ЗАДАНИЕ 1: Перепишите без изменений фрагмент исходного отрывка о борьбе за власть после смерти Тоётоми Хидэёси: от слов «После смерти Тоётоми» до слов «до замка Фусими.» включительно.

ИСХОДНЫЙ ОТРЫВОК:
--*--

После смерти Тоётоми Хидэёси борьба за власть разыгралась между Токугавой Иэясу и Тоётоми Хидэёри – точнее, его матерью Ёдогими, властной и умной женщиной, племянницей Ода Нобунага. Именно она стояла за спиной Исида Мицунари, председателя опекунского совета при малолетнем Хидэёри. Войска Исида (Западная коалиция) и Токугава (Восточная коалиция) сошлись в битве при Сэкигахара в 1600 году, и партия Исида проиграла. В 1603 году Токугава Иэясу был провозглашен сёгуном. В 1614 году он уничтожил остатки оппозиции, сгруппированные вокруг юного Тоётоми Хидэёри и его матери. Головы побежденных самураев победители расставили вдоль всей дороги от замка Осака, где произошла решающая битва, до замка Фусими.

--*--

ДАННЫЕ ДЛЯ ОБРАБОТКИ:
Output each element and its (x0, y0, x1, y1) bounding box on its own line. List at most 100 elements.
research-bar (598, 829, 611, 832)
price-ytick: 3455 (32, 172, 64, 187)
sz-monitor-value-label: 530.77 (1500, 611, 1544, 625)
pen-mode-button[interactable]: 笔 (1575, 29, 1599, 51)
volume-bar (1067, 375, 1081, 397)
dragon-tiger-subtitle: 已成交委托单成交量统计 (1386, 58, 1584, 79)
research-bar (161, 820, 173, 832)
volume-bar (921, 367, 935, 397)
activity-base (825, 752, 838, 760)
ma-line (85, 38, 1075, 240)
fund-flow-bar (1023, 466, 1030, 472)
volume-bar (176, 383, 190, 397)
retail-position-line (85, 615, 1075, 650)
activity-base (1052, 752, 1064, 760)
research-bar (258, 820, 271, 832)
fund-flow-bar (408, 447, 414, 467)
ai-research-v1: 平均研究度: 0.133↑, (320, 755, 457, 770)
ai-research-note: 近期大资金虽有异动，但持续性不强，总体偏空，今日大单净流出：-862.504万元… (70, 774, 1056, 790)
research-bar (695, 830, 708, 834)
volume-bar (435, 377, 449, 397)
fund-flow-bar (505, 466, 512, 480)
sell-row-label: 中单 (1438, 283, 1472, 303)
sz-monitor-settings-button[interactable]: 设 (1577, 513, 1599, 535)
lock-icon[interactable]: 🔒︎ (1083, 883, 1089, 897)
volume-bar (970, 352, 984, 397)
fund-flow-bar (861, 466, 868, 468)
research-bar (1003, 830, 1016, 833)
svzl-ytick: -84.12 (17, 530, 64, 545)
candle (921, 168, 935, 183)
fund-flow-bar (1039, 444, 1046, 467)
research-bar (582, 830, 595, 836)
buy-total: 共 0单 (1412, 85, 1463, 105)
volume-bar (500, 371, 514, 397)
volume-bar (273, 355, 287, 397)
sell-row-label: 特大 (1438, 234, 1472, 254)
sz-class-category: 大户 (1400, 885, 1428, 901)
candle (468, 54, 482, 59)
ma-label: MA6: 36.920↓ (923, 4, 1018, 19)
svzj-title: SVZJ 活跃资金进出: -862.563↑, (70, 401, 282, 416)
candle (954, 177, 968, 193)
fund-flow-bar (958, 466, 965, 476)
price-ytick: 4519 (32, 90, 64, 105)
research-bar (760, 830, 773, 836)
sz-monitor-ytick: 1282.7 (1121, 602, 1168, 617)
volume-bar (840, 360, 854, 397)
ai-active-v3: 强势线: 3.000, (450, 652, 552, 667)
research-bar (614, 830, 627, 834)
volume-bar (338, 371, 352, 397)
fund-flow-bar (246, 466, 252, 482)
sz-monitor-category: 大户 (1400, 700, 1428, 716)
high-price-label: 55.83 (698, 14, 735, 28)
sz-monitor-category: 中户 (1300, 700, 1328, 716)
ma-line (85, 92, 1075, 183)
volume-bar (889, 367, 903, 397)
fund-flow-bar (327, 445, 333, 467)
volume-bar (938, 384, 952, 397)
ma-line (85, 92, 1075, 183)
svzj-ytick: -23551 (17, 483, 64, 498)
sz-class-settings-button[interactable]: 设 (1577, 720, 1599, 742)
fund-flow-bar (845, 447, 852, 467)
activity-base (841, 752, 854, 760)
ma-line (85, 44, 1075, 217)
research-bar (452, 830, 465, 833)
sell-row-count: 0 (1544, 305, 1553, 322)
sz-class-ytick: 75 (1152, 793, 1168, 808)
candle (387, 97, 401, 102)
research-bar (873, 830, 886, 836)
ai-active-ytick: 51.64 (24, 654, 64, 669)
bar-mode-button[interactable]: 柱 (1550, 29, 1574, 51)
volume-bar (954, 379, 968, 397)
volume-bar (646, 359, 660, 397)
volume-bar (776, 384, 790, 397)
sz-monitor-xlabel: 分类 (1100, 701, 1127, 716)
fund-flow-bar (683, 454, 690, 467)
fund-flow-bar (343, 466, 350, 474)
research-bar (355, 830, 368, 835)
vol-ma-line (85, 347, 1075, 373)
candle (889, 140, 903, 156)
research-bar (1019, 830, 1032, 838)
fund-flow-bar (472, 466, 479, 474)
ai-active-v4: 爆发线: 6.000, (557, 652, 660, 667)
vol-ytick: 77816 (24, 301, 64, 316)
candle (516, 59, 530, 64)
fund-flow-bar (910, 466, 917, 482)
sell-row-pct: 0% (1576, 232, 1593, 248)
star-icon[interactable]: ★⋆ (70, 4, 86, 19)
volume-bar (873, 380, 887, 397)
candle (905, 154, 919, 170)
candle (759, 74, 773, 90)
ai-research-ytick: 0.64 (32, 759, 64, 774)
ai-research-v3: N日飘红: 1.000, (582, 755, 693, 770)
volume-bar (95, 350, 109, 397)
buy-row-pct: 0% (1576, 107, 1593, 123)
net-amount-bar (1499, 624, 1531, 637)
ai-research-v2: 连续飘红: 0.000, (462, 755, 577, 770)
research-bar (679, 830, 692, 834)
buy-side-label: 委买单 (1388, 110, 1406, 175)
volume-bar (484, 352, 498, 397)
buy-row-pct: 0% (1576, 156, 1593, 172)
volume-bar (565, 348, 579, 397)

--*--

ЗАДАНИЕ 2: Можете вывести только записи от самого начала до строки, содержащей «candle (921, 168, 935, 183)», включительно, заменив в них «fund-flow-bar» на «capital-flow-bar» и ничего больше не трогая?

РЕШЕНИЕ 1:
После смерти Тоётоми Хидэёси борьба за власть разыгралась между Токугавой Иэясу и Тоётоми Хидэёри – точнее, его матерью Ёдогими, властной и умной женщиной, племянницей Ода Нобунага. Именно она стояла за спиной Исида Мицунари, председателя опекунского совета при малолетнем Хидэёри. Войска Исида (Западная коалиция) и Токугава (Восточная коалиция) сошлись в битве при Сэкигахара в 1600 году, и партия Исида проиграла. В 1603 году Токугава Иэясу был провозглашен сёгуном. В 1614 году он уничтожил остатки оппозиции, сгруппированные вокруг юного Тоётоми Хидэёри и его матери. Головы побежденных самураев победители расставили вдоль всей дороги от замка Осака, где произошла решающая битва, до замка Фусими.

РЕШЕНИЕ 2:
Output each element and its (x0, y0, x1, y1) bounding box on its own line. List at most 100 elements.
research-bar (598, 829, 611, 832)
price-ytick: 3455 (32, 172, 64, 187)
sz-monitor-value-label: 530.77 (1500, 611, 1544, 625)
pen-mode-button[interactable]: 笔 (1575, 29, 1599, 51)
volume-bar (1067, 375, 1081, 397)
dragon-tiger-subtitle: 已成交委托单成交量统计 (1386, 58, 1584, 79)
research-bar (161, 820, 173, 832)
volume-bar (921, 367, 935, 397)
activity-base (825, 752, 838, 760)
ma-line (85, 38, 1075, 240)
capital-flow-bar (1023, 466, 1030, 472)
volume-bar (176, 383, 190, 397)
retail-position-line (85, 615, 1075, 650)
activity-base (1052, 752, 1064, 760)
research-bar (258, 820, 271, 832)
capital-flow-bar (408, 447, 414, 467)
ai-research-v1: 平均研究度: 0.133↑, (320, 755, 457, 770)
ai-research-note: 近期大资金虽有异动，但持续性不强，总体偏空，今日大单净流出：-862.504万元… (70, 774, 1056, 790)
research-bar (695, 830, 708, 834)
volume-bar (435, 377, 449, 397)
capital-flow-bar (505, 466, 512, 480)
sell-row-label: 中单 (1438, 283, 1472, 303)
sz-monitor-settings-button[interactable]: 设 (1577, 513, 1599, 535)
lock-icon[interactable]: 🔒︎ (1083, 883, 1089, 897)
volume-bar (970, 352, 984, 397)
capital-flow-bar (861, 466, 868, 468)
research-bar (1003, 830, 1016, 833)
svzl-ytick: -84.12 (17, 530, 64, 545)
candle (921, 168, 935, 183)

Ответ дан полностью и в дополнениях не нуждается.